§ WHAT TO PRODUCE: Report how many lines in the records below contain the word "zusammen". Give only the number.
— start PROVIDED DATA —
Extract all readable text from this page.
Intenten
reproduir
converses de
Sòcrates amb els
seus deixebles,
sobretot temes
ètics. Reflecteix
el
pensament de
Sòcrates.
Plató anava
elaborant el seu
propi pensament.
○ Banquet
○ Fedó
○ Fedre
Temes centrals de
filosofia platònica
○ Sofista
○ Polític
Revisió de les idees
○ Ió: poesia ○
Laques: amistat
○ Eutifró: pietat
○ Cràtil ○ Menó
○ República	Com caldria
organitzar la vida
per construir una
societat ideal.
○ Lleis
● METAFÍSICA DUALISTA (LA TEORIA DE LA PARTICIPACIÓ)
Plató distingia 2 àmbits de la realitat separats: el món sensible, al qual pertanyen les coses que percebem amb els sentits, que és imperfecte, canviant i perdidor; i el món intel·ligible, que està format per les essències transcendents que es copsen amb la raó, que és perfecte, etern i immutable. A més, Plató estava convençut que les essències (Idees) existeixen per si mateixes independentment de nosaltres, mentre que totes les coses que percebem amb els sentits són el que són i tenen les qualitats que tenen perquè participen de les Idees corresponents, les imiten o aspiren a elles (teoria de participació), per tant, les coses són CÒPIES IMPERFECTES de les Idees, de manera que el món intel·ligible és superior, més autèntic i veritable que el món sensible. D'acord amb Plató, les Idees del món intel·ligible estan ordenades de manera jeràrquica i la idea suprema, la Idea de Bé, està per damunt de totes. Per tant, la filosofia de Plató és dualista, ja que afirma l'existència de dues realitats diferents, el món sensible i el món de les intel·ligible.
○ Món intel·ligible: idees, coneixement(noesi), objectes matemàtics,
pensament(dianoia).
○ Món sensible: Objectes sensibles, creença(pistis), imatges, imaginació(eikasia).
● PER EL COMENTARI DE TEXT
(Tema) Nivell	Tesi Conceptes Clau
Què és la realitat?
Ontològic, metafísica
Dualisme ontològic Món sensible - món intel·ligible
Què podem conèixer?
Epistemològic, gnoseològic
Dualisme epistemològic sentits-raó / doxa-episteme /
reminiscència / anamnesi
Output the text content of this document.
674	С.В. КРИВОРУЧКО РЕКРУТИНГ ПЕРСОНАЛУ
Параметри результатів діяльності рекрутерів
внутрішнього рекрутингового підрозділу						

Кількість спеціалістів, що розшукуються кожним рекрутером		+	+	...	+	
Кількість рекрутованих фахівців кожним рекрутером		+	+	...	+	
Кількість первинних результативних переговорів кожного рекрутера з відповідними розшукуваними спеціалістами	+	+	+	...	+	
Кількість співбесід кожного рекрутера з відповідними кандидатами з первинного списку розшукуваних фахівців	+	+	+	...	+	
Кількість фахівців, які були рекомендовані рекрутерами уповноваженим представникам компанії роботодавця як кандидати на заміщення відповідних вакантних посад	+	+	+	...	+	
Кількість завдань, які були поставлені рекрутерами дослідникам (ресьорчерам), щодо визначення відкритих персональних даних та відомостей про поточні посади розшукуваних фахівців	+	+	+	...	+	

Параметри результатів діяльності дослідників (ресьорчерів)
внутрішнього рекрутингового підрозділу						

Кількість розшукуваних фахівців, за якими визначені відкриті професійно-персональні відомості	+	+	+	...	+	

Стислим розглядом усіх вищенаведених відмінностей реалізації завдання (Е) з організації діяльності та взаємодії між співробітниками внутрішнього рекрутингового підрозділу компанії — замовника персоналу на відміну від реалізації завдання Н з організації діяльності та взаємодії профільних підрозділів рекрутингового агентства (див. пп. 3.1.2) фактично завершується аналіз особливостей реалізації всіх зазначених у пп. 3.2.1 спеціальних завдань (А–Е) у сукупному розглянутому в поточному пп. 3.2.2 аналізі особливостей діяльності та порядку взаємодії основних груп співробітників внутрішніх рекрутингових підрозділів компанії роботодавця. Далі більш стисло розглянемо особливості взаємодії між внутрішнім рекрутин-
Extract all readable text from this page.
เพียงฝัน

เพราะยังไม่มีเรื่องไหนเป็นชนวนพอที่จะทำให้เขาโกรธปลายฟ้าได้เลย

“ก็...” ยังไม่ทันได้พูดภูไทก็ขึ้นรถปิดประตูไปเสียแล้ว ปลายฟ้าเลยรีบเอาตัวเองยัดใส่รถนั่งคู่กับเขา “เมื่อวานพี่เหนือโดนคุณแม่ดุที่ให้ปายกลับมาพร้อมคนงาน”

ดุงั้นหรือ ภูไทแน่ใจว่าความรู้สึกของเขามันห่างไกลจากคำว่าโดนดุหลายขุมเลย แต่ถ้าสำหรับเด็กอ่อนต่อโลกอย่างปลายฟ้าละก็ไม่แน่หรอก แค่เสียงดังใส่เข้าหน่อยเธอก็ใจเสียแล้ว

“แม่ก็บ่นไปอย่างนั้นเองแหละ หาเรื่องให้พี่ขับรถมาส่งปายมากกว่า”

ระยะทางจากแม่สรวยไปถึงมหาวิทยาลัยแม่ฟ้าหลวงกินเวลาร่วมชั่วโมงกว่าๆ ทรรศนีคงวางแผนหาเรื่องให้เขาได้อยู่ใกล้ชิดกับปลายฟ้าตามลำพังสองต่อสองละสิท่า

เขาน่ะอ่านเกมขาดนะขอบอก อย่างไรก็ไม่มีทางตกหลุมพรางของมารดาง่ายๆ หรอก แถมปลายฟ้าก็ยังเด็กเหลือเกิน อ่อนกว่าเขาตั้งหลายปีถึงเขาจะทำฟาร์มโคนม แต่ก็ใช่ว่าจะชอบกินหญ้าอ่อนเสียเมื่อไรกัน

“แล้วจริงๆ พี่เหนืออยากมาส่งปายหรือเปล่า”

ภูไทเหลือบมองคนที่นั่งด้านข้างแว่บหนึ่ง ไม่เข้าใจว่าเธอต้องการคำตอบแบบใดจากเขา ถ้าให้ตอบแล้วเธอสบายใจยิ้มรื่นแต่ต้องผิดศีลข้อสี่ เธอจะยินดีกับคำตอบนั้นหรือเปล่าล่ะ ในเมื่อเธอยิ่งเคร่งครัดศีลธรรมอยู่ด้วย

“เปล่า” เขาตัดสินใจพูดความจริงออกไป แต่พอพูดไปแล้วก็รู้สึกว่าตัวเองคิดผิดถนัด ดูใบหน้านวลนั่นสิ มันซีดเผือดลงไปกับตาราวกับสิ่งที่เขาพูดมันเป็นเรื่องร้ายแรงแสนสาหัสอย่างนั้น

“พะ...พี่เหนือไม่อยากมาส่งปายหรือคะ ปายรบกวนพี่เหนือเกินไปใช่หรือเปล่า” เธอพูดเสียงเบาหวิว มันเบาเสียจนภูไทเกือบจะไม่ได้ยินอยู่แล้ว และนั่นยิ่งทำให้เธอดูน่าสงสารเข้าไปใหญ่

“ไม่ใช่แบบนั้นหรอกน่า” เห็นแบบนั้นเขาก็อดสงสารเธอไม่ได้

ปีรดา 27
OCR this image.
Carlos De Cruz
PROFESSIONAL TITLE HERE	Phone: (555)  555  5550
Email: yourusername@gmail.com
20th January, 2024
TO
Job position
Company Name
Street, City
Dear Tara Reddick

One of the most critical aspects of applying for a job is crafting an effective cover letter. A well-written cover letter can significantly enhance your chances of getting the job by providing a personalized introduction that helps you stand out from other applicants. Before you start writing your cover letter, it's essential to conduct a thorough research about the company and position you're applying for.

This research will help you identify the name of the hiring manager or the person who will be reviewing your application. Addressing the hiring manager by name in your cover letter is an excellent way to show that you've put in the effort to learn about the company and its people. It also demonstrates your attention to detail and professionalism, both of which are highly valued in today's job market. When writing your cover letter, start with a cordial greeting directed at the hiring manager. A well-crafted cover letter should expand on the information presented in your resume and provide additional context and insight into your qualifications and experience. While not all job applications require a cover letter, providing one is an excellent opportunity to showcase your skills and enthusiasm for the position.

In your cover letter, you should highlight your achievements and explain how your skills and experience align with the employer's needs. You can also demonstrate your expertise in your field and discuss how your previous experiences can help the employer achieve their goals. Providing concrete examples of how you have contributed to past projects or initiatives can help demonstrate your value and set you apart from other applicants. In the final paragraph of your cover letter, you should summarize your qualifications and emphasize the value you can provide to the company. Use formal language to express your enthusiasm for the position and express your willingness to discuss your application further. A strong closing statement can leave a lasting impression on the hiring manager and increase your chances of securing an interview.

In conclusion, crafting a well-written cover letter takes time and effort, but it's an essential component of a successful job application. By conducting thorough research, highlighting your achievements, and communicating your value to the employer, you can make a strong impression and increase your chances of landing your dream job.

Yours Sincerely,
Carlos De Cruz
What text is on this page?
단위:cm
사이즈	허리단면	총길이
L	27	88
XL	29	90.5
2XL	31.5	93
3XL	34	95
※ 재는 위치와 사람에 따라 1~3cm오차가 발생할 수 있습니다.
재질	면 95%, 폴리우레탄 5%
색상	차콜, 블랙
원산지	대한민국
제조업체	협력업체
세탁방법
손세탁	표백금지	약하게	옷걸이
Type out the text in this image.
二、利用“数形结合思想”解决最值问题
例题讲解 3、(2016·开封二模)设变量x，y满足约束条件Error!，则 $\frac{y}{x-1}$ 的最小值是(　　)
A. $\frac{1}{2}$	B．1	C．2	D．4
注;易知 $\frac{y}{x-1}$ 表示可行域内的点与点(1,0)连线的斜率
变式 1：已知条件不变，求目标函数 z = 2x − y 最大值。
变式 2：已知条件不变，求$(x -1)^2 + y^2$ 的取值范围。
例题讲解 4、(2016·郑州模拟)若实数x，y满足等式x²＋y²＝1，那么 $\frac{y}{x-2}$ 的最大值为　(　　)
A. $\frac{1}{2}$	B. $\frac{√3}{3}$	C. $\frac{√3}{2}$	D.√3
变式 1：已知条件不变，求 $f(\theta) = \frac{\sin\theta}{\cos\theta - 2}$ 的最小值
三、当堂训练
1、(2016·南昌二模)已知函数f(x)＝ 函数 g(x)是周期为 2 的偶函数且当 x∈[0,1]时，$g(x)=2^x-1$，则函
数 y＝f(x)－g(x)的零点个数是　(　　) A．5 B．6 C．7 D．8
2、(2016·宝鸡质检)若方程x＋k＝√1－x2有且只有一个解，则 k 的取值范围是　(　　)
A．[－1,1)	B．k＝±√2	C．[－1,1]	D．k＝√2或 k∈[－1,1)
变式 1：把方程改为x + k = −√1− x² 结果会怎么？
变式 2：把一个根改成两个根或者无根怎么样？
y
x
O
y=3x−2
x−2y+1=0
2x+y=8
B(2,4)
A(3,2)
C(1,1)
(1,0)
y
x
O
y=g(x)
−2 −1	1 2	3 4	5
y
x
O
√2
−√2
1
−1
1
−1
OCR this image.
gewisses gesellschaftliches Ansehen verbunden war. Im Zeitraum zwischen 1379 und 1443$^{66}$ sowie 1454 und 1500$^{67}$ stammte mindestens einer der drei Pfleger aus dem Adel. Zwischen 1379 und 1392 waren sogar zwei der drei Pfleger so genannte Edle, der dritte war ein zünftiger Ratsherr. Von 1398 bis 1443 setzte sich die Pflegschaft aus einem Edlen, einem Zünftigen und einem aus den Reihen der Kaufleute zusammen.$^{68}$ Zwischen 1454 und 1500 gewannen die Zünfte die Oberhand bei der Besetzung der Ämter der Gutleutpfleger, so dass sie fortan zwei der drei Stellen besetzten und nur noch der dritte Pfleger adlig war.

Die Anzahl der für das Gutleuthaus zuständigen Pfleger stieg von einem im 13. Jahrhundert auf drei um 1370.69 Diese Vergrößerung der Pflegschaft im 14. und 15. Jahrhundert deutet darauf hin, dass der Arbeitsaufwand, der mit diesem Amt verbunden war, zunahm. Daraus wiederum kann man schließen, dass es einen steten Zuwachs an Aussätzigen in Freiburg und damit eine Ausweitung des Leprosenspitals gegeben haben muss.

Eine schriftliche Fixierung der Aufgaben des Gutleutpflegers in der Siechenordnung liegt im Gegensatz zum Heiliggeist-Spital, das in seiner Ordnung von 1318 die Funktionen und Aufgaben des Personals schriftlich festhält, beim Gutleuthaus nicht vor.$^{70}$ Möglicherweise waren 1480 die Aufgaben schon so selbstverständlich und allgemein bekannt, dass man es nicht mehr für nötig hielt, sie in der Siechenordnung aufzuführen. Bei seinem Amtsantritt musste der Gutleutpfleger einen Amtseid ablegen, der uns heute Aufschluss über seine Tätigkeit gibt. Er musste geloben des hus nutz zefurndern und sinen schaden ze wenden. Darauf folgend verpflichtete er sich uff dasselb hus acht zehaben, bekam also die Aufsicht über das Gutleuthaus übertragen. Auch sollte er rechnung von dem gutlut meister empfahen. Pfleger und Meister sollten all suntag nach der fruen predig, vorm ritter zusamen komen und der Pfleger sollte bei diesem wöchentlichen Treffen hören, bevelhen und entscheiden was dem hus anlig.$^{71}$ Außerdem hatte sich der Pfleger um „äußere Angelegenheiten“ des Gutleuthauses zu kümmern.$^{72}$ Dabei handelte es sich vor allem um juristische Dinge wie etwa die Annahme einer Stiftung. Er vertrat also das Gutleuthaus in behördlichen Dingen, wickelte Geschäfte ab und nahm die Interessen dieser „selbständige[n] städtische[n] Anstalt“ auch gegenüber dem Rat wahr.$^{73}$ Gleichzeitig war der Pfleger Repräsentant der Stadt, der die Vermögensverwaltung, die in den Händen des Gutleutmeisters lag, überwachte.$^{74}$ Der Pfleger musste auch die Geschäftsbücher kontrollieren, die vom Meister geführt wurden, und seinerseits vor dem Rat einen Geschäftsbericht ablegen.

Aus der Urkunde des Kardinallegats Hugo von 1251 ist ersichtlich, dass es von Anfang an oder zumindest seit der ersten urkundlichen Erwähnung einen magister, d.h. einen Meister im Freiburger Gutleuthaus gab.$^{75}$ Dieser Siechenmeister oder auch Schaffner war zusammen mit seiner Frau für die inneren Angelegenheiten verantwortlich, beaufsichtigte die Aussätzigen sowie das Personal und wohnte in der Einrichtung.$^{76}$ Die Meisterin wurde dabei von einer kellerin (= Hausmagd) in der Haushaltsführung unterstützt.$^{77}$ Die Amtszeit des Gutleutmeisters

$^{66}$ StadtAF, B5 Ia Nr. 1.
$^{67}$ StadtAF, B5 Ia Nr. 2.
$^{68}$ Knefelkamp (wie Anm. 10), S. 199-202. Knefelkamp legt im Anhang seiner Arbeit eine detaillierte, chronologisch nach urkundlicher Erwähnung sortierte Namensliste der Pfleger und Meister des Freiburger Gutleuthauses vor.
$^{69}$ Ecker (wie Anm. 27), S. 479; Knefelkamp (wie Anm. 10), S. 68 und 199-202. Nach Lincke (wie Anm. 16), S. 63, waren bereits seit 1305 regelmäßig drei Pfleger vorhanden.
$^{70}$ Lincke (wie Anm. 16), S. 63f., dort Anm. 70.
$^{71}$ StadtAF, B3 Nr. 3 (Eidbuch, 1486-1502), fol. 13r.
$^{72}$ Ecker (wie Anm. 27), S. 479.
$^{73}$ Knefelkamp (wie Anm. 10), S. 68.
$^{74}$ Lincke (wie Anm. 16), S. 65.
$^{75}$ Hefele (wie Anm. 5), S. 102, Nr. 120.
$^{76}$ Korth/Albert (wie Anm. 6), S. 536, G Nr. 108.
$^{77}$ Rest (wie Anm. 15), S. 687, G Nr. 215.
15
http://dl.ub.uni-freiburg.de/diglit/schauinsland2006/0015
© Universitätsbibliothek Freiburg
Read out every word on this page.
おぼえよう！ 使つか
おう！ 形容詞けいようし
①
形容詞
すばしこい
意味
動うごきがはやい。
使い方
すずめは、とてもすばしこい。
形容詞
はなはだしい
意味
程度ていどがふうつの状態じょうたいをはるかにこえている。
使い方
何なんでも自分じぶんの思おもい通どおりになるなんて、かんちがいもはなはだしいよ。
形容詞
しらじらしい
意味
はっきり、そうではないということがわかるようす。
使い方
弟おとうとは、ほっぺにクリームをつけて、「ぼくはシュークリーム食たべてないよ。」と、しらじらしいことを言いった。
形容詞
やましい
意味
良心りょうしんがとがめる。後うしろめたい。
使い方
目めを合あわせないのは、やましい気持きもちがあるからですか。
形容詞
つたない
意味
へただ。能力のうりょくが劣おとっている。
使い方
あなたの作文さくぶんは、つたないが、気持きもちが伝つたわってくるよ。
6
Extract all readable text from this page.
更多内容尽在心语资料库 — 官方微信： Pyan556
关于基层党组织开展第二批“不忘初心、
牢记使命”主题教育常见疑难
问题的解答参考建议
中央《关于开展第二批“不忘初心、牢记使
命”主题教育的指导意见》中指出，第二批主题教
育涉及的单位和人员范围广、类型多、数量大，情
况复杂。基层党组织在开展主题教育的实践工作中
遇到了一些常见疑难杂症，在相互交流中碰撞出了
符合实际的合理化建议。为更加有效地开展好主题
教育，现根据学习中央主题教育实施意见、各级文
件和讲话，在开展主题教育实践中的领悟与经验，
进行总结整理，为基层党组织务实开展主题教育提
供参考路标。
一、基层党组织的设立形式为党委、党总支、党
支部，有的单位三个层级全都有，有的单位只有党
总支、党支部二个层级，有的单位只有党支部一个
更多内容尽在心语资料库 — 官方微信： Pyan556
— end PROVIDED DATA —
§ RESPONSE TO THE EXERCISE: 2